* [À FAIRE]
Dans le texte sur la WWE, recopiez le passage compris entre « Les finances de » et « des années 1990? », inclus, en substituant « nouvel acquéreur » à « nouveau propriétaire ».

* [TEXTE FOURNI]
━━━━━━━━

À court terme, d’ici un mois ou deux, probablement rien.
Par contre, si le but est réellement de vendre, il se pourrait qu’on procède à des coupures, question d’être plus alléchants pour un acheteur potentiel, coupures que nous n’avons pas vues depuis le départ de McMahon. Au contraire, Levesque a procédé à plusieurs embauches, principalement des lutteurs et lutteuses que McMahon avait congédiés depuis 2020.
Bien que McMahon ne pourrait pas, dans son rôle actuel, décider du talent à couper, il pourrait fortement suggérer aux deux PDG des coupures considérables dans le but de vendre à un meilleur prix et ainsi, penser aux intérêts supérieurs des actionnaires.
Est-ce que je serais tout de même inquiet si mon nom était Branson Reed, Emma ou William Regal? Ou est-ce que je commencerais à avoir des regrets?
Absolument. En tout cas, je poserais des questions.
Est-ce que ça peut aussi venir changer la perception que les lutteurs et lutteuses à l’extérieur de la WWE avaient depuis que Levesque était le patron?
Tout à fait. On est passé de « la WWE n’est pas une option », à « la WWE est une option » à « la WWE n’est peut-être plus une option ».
Est-ce que le talent actuel est content de cette situation?
De ce que je comprends, non. Le climat de travail était beaucoup moins stressant depuis son départ. Et la manière qu’il est revenu, en prenant la compagnie en otage, n’a pas été bien vue par plusieurs.
Il y a cependant une autre inquiétude à avoir : l’acheteur.
Les finances de la WWE se portent bien, très bien même.
Mais admettons que des moments plus difficiles survenaient dans 10 ans, est-ce que le nouveau propriétaire sera plus enclin à faire tout en son possible pour sauver la compagnie, comme McMahon l’a fait au début des années 1990?
Tout dépendant de l’acheteur, la WWE pourrait devenir qu’une division d’une bien plus grosse entreprise. Et en fin de compte, la seule chose que ces conglomérats veulent est d'être profitable.
Ted Turner aurait tout fait pour sauver la WCW, parce qu’il avait un amour particulier pour la lutte professionnelle, une des premières émissions qui lui avaient permis de connaître du succès avec la popularité du câble dans les années 1970. Mais lorsque Time-Warner a fusionné avec AOL et que Turner n’était plus le patron, tout ce qui comptait était le résultat.

━━━━━━━━

* [DONNÉES À EXAMINER]
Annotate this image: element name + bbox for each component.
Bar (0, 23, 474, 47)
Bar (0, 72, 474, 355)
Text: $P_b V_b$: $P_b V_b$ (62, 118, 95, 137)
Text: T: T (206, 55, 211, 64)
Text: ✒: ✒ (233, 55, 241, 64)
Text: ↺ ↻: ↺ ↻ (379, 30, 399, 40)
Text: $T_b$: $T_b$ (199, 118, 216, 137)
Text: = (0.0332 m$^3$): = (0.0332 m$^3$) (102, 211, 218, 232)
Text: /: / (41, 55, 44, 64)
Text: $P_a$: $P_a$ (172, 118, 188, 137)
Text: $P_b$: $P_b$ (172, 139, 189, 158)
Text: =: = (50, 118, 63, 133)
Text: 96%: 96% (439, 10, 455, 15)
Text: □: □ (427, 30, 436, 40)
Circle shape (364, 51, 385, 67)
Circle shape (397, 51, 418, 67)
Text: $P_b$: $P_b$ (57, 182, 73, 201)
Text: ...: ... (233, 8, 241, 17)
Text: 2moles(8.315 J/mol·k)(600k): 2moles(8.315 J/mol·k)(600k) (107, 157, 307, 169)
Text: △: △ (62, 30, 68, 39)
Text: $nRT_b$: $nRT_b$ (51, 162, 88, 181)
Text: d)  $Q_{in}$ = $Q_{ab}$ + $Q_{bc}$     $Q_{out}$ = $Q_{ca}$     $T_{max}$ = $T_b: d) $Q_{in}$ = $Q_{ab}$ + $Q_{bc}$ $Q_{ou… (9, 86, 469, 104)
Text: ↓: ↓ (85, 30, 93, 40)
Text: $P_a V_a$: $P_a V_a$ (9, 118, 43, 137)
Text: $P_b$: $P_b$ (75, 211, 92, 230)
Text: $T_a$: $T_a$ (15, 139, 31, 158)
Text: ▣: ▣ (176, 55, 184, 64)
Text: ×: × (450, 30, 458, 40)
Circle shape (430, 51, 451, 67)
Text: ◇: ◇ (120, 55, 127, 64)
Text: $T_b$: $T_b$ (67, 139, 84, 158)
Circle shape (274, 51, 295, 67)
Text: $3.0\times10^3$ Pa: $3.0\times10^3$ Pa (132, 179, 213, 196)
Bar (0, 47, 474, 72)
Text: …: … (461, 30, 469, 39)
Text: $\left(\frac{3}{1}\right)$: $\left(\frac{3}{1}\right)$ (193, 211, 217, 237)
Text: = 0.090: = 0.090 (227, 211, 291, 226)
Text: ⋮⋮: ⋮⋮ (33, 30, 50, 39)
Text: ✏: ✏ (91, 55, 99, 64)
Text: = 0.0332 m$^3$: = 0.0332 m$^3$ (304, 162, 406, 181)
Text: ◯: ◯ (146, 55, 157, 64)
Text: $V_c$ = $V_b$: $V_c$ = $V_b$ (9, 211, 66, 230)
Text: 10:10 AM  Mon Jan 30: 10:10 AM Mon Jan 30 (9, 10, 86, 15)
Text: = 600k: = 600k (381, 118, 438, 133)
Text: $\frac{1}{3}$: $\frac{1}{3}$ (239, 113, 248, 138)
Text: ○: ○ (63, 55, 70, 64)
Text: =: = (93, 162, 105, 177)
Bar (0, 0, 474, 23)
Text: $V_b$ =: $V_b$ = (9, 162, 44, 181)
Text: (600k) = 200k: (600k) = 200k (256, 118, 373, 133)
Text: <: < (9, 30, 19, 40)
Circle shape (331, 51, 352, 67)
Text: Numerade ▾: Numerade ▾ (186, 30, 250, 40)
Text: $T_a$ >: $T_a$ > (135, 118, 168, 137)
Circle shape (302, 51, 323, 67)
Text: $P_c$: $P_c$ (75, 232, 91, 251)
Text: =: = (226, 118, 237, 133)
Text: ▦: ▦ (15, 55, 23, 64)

━━━━━━━━

* [TÂCHE ACCOMPLIE]
Les finances de la WWE se portent bien, très bien même.
Mais admettons que des moments plus difficiles survenaient dans 10 ans, est-ce que le nouvel acquéreur sera plus enclin à faire tout en son possible pour sauver la compagnie, comme McMahon l’a fait au début des années 1990?